**** MATERIAL FOR THIS TASK

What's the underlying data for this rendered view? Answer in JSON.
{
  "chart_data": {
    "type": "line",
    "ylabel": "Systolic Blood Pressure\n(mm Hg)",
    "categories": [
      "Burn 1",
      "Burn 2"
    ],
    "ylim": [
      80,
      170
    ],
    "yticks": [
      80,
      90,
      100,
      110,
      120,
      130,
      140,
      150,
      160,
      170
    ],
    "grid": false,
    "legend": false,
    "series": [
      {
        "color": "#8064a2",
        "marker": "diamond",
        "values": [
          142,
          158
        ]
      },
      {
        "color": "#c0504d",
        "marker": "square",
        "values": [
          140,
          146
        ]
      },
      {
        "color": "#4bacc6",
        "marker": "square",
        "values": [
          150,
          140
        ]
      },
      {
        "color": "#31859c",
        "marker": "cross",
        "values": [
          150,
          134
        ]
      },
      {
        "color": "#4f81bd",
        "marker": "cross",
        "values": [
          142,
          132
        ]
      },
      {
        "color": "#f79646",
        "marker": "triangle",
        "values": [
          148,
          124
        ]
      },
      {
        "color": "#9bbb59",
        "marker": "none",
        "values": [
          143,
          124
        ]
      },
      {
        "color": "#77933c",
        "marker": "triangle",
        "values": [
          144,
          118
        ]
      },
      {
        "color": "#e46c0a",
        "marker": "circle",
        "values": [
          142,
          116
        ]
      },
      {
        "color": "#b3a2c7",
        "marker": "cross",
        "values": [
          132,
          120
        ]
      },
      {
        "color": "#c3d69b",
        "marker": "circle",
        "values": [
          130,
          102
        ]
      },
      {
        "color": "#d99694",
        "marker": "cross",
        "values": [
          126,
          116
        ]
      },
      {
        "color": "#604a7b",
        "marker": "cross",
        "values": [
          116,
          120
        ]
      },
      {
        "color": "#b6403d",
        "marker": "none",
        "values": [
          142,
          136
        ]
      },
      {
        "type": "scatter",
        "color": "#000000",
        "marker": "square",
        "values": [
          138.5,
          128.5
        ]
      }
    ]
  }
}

********

DESCRIPTION OF THE TASK = Give all the entries again exactly; leave none out.

RESULT =
What's the underlying data for this rendered view? Answer in JSON.
{
  "chart_data": {
    "type": "line",
    "ylabel": "Systolic Blood Pressure\n(mm Hg)",
    "categories": [
      "Burn 1",
      "Burn 2"
    ],
    "ylim": [
      80,
      170
    ],
    "yticks": [
      80,
      90,
      100,
      110,
      120,
      130,
      140,
      150,
      160,
      170
    ],
    "grid": false,
    "legend": false,
    "series": [
      {
        "color": "#8064a2",
        "marker": "diamond",
        "values": [
          142,
          158
        ]
      },
      {
        "color": "#c0504d",
        "marker": "square",
        "values": [
          140,
          146
        ]
      },
      {
        "color": "#4bacc6",
        "marker": "square",
        "values": [
          150,
          140
        ]
      },
      {
        "color": "#31859c",
        "marker": "cross",
        "values": [
          150,
          134
        ]
      },
      {
        "color": "#4f81bd",
        "marker": "cross",
        "values": [
          142,
          132
        ]
      },
      {
        "color": "#f79646",
        "marker": "triangle",
        "values": [
          148,
          124
        ]
      },
      {
        "color": "#9bbb59",
        "marker": "none",
        "values": [
          143,
          124
        ]
      },
      {
        "color": "#77933c",
        "marker": "triangle",
        "values": [
          144,
          118
        ]
      },
      {
        "color": "#e46c0a",
        "marker": "circle",
        "values": [
          142,
          116
        ]
      },
      {
        "color": "#b3a2c7",
        "marker": "cross",
        "values": [
          132,
          120
        ]
      },
      {
        "color": "#c3d69b",
        "marker": "circle",
        "values": [
          130,
          102
        ]
      },
      {
        "color": "#d99694",
        "marker": "cross",
        "values": [
          126,
          116
        ]
      },
      {
        "color": "#604a7b",
        "marker": "cross",
        "values": [
          116,
          120
        ]
      },
      {
        "color": "#b6403d",
        "marker": "none",
        "values": [
          142,
          136
        ]
      },
      {
        "type": "scatter",
        "color": "#000000",
        "marker": "square",
        "values": [
          138.5,
          128.5
        ]
      }
    ]
  }
}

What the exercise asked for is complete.